**WORK TO COMPLETE:** Retype the records below line for line, without changing anything, and leave out the picture.

____________________

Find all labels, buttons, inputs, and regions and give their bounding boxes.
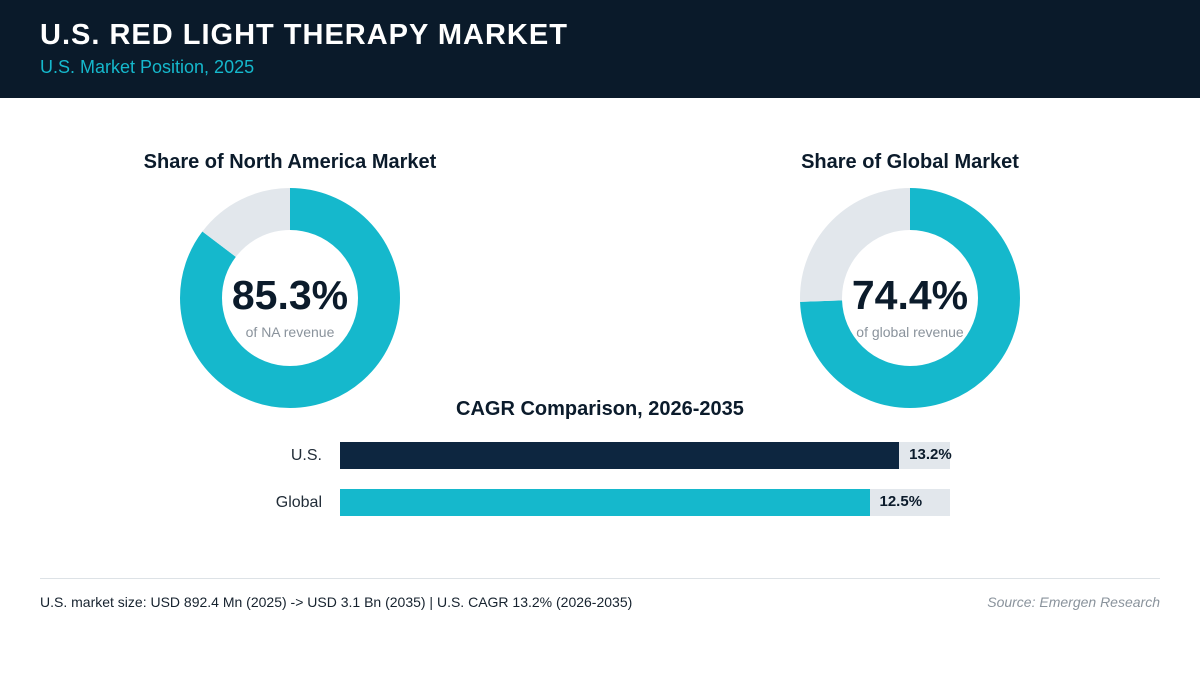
donut-title-na: Share of North America Market	[143, 151, 437, 173]
market-size-note: U.S. market size: USD 892.4 Mn (2025) ->…	[40, 594, 633, 610]
bar-track-global: 12.5%	[340, 489, 950, 516]
page-subtitle: U.S. Market Position, 2025	[40, 57, 255, 77]
bar-value-us: 13.2%	[909, 446, 952, 463]
cagr-chart-title: CAGR Comparison, 2026-2035	[456, 398, 744, 420]
bar-global	[340, 489, 870, 516]
na-rest-slice	[180, 188, 400, 408]
header-banner: U.S. RED LIGHT THERAPY MARKET U.S. Marke…	[0, 0, 1200, 98]
donut-title-global: Share of Global Market	[801, 151, 1019, 173]
na-share-caption: of NA revenue	[245, 324, 335, 340]
global-share-caption: of global revenue	[856, 324, 964, 340]
bar-row-global: Global 12.5%	[0, 489, 1200, 517]
bar-us	[340, 442, 900, 469]
na-share-donut: Share of North America Market 85.3% of N…	[120, 151, 460, 421]
bar-label-us: U.S.	[290, 447, 322, 464]
na-share-value: 85.3%	[231, 272, 349, 318]
na-donut-svg	[180, 188, 400, 408]
page-title: U.S. RED LIGHT THERAPY MARKET	[40, 19, 568, 51]
bar-label-global: Global	[275, 494, 322, 511]
bar-value-global: 12.5%	[879, 493, 923, 510]
bar-track-us: 13.2%	[340, 442, 952, 469]
global-share-donut: Share of Global Market 74.4% of global r…	[740, 151, 1080, 421]
source-credit: Source: Emergen Research	[987, 594, 1160, 610]
global-share-value: 74.4%	[851, 272, 969, 318]
footer-divider	[40, 578, 1160, 579]
bar-row-us: U.S. 13.2%	[0, 442, 1200, 470]
global-donut-svg	[800, 188, 1020, 408]
global-rest-slice	[800, 188, 1020, 408]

____________________

**EXERCISE OUTPUT:**
Find all labels, buttons, inputs, and regions and give their bounding boxes.
donut-title-na: Share of North America Market	[143, 151, 437, 173]
market-size-note: U.S. market size: USD 892.4 Mn (2025) ->…	[40, 594, 633, 610]
bar-track-global: 12.5%	[340, 489, 950, 516]
page-subtitle: U.S. Market Position, 2025	[40, 57, 255, 77]
bar-value-us: 13.2%	[909, 446, 952, 463]
cagr-chart-title: CAGR Comparison, 2026-2035	[456, 398, 744, 420]
bar-global	[340, 489, 870, 516]
na-rest-slice	[180, 188, 400, 408]
header-banner: U.S. RED LIGHT THERAPY MARKET U.S. Marke…	[0, 0, 1200, 98]
donut-title-global: Share of Global Market	[801, 151, 1019, 173]
na-share-caption: of NA revenue	[245, 324, 335, 340]
global-share-caption: of global revenue	[856, 324, 964, 340]
bar-row-global: Global 12.5%	[0, 489, 1200, 517]
bar-us	[340, 442, 900, 469]
na-share-donut: Share of North America Market 85.3% of N…	[120, 151, 460, 421]
bar-label-us: U.S.	[290, 447, 322, 464]
na-share-value: 85.3%	[231, 272, 349, 318]
na-donut-svg	[180, 188, 400, 408]
page-title: U.S. RED LIGHT THERAPY MARKET	[40, 19, 568, 51]
bar-label-global: Global	[275, 494, 322, 511]
bar-value-global: 12.5%	[879, 493, 923, 510]
bar-track-us: 13.2%	[340, 442, 952, 469]
global-share-donut: Share of Global Market 74.4% of global r…	[740, 151, 1080, 421]
source-credit: Source: Emergen Research	[987, 594, 1160, 610]
global-share-value: 74.4%	[851, 272, 969, 318]
footer-divider	[40, 578, 1160, 579]
bar-row-us: U.S. 13.2%	[0, 442, 1200, 470]
global-donut-svg	[800, 188, 1020, 408]
global-rest-slice	[800, 188, 1020, 408]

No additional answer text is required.